EXERCISE DETAILS: Among the lines below, count those containing the word "this". Give the number only.
---------- DATASET ROWS ----------
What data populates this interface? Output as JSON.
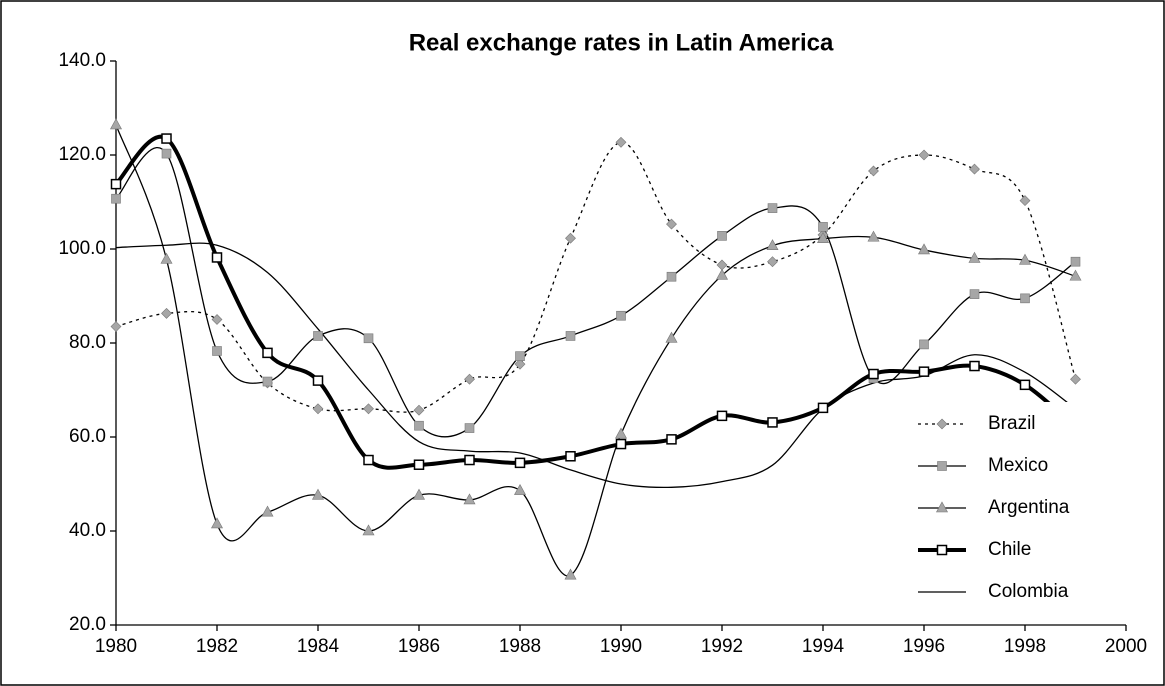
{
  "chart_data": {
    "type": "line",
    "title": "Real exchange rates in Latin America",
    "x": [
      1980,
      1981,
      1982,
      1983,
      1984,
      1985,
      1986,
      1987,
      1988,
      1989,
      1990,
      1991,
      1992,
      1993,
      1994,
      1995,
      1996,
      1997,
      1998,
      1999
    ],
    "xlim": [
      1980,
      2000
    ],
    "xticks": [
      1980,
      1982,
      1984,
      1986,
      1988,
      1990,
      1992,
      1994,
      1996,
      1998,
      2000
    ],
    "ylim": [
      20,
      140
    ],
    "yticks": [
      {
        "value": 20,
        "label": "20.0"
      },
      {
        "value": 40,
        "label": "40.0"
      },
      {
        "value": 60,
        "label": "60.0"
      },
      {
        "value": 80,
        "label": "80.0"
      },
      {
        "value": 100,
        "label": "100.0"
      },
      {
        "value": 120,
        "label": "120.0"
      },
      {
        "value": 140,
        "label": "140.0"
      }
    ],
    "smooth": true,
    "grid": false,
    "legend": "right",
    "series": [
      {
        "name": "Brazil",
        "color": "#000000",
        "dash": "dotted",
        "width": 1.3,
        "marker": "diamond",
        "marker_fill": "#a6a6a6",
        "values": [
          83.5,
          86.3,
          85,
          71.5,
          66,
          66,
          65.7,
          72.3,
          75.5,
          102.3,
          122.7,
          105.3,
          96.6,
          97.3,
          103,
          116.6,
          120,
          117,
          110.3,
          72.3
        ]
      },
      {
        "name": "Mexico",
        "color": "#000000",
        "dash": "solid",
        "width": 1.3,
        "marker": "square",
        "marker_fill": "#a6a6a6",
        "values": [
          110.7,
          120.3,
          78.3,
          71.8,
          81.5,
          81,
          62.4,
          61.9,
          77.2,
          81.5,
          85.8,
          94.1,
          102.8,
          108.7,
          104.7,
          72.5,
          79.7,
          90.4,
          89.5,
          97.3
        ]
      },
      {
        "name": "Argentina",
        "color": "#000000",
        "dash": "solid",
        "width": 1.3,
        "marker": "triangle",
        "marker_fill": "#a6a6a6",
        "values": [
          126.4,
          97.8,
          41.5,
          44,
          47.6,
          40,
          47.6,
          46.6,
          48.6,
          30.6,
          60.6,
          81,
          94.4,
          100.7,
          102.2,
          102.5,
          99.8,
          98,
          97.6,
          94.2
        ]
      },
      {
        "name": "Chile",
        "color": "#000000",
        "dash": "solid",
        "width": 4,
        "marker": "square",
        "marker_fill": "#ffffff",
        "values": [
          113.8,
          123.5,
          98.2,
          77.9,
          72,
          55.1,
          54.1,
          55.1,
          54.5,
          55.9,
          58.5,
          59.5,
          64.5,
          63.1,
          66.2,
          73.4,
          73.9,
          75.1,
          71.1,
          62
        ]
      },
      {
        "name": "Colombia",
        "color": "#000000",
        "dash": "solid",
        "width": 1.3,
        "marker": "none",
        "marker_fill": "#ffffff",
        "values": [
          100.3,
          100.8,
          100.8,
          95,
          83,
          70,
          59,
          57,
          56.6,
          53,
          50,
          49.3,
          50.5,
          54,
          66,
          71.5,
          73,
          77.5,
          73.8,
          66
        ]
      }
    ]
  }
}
----------
---------- DATASET ROWS ----------
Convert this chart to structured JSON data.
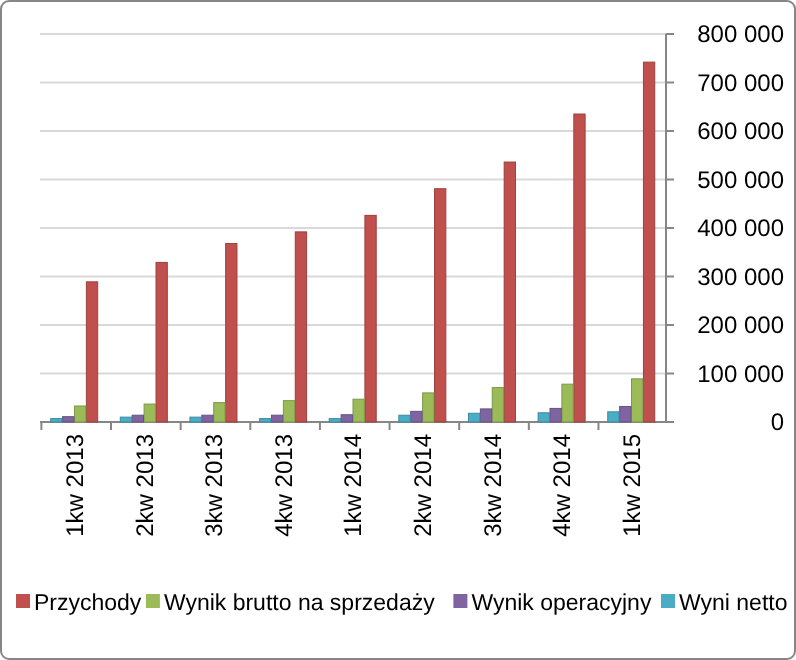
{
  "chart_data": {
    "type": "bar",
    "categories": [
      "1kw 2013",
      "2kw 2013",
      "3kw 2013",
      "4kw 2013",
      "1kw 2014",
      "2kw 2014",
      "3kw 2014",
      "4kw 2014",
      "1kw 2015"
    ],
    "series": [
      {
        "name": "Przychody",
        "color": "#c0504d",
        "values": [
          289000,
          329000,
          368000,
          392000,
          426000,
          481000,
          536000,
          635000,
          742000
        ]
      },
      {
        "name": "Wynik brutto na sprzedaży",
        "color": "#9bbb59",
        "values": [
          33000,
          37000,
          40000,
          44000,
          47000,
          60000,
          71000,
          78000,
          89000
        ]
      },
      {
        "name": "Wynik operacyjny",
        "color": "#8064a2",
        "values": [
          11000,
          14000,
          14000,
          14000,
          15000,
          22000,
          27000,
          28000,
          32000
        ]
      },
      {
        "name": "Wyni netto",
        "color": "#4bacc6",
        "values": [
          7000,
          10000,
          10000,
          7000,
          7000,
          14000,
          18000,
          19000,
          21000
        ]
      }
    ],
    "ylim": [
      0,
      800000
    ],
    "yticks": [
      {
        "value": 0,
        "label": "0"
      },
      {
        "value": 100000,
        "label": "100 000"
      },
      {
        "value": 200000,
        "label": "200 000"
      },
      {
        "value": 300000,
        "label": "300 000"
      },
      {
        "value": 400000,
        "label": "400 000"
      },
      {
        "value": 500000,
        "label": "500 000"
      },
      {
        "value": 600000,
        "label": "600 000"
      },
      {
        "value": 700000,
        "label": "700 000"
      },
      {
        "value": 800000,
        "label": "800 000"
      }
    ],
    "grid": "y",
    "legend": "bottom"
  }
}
----------
CORRECT ANSWER: 2